### Raw records
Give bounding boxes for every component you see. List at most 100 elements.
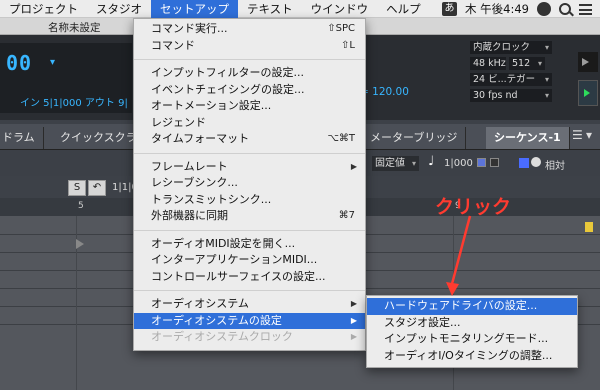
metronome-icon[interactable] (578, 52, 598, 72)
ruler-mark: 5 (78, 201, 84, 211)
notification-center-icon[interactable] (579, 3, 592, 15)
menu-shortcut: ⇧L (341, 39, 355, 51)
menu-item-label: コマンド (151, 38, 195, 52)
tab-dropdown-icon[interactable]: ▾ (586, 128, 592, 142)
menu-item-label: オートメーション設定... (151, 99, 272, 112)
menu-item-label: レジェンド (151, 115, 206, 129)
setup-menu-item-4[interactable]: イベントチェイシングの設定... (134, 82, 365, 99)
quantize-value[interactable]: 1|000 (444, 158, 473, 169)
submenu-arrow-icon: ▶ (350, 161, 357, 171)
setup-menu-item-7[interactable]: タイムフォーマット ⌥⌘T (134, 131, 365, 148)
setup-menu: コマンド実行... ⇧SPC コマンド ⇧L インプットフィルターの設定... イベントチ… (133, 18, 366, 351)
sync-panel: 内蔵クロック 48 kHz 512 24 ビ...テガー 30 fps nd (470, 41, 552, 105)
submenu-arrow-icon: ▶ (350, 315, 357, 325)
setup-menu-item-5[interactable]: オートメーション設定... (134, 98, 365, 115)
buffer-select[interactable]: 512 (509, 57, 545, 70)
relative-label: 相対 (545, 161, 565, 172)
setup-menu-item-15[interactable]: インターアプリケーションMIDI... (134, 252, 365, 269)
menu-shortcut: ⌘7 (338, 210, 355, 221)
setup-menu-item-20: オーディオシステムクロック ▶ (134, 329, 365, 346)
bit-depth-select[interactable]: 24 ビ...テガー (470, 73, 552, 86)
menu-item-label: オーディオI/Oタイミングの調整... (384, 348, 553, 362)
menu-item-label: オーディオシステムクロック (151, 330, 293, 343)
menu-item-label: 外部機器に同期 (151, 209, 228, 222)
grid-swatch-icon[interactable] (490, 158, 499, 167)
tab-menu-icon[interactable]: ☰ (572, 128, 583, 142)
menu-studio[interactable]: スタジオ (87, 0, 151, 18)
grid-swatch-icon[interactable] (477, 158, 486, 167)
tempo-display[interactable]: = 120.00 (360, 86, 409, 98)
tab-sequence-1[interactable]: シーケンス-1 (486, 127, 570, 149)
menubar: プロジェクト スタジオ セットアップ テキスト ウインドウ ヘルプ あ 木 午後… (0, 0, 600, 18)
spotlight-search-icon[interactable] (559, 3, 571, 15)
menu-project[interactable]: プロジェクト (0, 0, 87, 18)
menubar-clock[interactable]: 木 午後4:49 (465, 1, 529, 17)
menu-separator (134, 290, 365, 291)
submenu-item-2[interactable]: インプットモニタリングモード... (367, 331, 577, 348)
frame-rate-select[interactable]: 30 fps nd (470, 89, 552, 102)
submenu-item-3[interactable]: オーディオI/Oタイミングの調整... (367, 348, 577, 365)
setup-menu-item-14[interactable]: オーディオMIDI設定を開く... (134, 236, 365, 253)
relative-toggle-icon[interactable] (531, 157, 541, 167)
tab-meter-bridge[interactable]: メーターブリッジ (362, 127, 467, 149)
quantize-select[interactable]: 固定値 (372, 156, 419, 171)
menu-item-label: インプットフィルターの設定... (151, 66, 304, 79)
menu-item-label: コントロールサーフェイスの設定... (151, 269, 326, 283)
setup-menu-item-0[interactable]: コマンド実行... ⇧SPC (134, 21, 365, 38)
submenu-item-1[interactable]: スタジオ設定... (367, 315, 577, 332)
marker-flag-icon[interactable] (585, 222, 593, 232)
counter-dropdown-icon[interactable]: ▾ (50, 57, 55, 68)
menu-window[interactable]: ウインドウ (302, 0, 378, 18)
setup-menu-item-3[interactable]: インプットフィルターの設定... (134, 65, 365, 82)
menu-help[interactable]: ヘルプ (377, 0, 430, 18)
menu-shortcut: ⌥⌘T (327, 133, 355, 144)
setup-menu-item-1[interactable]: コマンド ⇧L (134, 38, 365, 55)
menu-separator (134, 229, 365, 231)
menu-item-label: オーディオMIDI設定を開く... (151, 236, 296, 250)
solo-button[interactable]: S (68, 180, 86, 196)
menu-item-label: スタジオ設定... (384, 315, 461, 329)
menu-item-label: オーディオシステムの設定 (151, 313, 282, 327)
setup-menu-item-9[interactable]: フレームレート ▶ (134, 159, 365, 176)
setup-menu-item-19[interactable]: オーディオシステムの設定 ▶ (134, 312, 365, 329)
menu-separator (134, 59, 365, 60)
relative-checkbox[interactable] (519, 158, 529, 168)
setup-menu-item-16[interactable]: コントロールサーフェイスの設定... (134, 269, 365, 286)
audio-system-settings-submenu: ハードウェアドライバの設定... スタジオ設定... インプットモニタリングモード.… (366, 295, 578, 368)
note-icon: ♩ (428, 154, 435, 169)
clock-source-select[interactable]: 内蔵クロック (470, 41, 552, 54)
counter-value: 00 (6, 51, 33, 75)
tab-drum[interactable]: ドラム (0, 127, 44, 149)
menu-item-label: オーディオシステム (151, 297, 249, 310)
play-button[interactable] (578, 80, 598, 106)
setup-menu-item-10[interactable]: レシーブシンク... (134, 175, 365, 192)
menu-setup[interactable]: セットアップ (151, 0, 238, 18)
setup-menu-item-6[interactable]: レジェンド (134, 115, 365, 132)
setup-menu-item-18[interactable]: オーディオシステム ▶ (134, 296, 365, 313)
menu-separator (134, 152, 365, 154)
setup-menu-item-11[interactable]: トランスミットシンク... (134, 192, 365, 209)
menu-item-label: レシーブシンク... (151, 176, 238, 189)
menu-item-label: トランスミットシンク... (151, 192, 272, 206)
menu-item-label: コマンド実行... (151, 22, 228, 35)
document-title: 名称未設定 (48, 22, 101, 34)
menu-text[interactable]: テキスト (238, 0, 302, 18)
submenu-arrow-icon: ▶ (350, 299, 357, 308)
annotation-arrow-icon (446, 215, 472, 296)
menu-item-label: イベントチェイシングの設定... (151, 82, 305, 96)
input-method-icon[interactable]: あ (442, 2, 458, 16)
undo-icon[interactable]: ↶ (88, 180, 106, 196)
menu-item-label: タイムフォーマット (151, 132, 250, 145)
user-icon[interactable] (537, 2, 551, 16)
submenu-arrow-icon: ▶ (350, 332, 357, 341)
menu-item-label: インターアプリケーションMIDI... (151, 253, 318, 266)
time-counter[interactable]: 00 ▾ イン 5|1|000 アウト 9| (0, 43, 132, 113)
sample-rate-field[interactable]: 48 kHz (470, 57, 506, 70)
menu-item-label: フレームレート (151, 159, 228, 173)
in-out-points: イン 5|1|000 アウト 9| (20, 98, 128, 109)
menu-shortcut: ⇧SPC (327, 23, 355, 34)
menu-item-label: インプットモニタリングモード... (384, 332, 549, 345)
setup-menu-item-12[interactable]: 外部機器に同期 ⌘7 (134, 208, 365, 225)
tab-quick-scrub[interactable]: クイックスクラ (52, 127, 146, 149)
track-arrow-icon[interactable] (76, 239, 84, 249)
######
### Raw records
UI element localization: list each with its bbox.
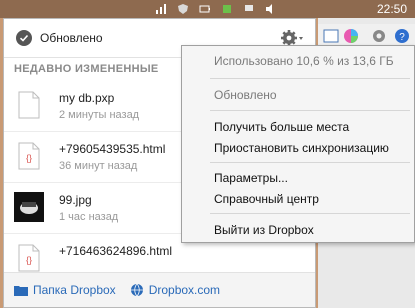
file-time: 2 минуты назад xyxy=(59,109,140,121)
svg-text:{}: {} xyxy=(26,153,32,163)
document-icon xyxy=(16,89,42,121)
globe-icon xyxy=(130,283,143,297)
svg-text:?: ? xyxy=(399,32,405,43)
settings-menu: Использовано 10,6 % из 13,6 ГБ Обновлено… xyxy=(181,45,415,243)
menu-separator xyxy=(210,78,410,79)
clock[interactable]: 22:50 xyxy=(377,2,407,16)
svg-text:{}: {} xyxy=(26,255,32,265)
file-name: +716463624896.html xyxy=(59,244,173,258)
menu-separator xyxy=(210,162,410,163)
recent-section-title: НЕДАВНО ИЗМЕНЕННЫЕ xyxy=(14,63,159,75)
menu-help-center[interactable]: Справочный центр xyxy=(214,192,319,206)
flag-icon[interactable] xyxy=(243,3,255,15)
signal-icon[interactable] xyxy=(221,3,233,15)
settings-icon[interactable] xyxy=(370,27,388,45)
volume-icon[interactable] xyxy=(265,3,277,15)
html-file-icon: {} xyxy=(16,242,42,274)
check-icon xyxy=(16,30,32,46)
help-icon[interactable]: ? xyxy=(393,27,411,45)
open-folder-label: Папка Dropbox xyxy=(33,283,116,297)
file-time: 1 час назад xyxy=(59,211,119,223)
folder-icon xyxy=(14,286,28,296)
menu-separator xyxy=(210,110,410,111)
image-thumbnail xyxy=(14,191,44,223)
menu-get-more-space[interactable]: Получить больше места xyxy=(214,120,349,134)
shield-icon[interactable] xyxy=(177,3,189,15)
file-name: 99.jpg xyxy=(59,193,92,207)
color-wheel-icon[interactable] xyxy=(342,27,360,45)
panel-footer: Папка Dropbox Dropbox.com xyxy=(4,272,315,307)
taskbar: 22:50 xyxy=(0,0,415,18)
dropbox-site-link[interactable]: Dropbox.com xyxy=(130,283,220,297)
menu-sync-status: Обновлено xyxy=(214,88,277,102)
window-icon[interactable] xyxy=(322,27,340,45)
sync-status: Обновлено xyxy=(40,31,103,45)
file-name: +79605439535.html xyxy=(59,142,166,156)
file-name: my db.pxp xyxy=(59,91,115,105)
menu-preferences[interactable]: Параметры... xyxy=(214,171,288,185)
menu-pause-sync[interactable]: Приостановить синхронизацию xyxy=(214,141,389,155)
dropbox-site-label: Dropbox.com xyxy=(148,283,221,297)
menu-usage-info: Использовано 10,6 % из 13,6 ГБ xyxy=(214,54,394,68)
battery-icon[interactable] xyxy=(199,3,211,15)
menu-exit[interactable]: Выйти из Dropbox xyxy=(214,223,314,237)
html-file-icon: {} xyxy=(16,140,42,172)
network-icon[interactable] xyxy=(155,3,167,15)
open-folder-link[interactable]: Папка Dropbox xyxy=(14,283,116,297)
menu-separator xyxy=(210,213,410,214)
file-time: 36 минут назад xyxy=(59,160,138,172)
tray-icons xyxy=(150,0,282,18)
######
#### Required task:
Copy the data above word for word, starting with the line that contains "metronome-icon[interactable] (578, 52, 598, 72)" and going on through the line that contains "82, 365, 99)". Include both of those lines and nothing else.

#### The result:
metronome-icon[interactable] (578, 52, 598, 72)
ruler-mark: 5 (78, 201, 84, 211)
notification-center-icon[interactable] (579, 3, 592, 15)
menu-shortcut: ⇧L (341, 39, 355, 51)
menu-item-label: コマンド (151, 38, 195, 52)
tab-dropdown-icon[interactable]: ▾ (586, 128, 592, 142)
menu-item-label: オートメーション設定... (151, 99, 272, 112)
menu-item-label: レジェンド (151, 115, 206, 129)
setup-menu-item-4[interactable]: イベントチェイシングの設定... (134, 82, 365, 99)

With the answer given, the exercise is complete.